What to work on.
Count how many lines mention the word "page". Write that number alone.

[start]

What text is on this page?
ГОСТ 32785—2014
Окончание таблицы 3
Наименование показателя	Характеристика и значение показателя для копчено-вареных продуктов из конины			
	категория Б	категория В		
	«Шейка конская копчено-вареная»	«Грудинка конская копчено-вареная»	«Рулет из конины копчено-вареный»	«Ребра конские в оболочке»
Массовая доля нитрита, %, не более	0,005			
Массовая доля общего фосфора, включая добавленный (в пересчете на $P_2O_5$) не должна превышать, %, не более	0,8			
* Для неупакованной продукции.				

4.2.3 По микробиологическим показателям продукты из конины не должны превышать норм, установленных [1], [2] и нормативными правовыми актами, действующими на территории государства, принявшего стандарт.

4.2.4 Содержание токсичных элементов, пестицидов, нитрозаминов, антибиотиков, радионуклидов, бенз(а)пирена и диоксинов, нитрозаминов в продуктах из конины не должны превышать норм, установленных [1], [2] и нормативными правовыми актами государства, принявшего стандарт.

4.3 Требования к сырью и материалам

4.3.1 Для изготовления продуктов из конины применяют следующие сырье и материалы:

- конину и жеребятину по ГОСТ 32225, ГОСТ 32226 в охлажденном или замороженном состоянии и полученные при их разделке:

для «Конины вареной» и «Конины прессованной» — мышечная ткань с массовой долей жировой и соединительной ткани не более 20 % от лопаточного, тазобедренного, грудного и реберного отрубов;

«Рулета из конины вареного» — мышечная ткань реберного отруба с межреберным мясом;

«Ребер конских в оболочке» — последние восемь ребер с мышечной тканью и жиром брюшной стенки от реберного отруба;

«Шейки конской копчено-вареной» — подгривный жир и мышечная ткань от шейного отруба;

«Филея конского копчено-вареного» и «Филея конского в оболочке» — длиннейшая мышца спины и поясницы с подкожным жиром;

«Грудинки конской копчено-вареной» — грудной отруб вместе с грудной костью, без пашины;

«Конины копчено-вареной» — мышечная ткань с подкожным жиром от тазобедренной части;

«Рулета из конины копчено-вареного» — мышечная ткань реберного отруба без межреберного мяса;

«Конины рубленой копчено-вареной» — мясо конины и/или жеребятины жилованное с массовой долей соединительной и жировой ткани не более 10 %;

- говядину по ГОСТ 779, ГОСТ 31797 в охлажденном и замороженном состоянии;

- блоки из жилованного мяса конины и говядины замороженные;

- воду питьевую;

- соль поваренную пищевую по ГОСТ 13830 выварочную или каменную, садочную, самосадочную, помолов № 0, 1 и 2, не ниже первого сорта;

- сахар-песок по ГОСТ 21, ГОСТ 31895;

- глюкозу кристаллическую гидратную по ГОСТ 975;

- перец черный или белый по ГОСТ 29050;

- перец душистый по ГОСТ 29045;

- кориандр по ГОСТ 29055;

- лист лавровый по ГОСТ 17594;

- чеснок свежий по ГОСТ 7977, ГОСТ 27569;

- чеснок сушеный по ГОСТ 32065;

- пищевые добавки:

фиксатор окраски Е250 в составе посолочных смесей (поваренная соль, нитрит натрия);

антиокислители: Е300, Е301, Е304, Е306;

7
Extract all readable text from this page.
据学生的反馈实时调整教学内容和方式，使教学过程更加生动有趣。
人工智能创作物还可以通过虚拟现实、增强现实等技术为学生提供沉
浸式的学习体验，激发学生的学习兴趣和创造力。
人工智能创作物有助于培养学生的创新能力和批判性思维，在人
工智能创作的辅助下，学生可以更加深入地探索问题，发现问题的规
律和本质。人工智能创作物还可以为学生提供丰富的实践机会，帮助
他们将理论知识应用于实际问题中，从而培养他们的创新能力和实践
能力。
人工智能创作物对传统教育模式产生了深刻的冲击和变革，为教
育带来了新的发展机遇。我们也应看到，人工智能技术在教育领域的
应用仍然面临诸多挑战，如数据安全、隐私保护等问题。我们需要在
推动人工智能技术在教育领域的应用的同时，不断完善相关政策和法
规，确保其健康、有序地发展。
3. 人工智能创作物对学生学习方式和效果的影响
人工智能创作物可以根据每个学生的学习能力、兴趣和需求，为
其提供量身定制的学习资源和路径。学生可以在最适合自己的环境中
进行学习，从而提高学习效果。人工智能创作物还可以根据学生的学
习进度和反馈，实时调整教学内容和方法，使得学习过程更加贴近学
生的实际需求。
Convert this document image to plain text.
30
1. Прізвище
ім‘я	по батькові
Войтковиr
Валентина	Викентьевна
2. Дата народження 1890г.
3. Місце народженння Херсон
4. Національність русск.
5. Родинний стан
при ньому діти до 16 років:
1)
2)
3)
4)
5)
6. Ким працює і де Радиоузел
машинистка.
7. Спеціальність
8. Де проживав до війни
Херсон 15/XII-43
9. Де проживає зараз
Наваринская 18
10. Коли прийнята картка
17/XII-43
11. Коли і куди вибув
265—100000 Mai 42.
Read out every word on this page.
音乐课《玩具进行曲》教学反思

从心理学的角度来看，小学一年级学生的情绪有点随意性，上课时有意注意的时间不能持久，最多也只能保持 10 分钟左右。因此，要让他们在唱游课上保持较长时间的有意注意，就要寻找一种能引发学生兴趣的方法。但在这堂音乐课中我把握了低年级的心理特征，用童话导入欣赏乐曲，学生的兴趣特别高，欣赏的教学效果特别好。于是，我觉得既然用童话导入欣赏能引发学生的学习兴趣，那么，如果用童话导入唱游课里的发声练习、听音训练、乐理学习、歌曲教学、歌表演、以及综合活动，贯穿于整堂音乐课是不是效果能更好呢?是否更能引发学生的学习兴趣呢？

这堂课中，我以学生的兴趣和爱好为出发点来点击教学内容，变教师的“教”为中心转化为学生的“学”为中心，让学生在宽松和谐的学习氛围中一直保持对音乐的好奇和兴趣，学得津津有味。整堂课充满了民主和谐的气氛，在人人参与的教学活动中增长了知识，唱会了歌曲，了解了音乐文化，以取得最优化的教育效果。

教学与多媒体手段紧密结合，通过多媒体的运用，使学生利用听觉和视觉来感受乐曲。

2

[end]

Response to the exercise.
3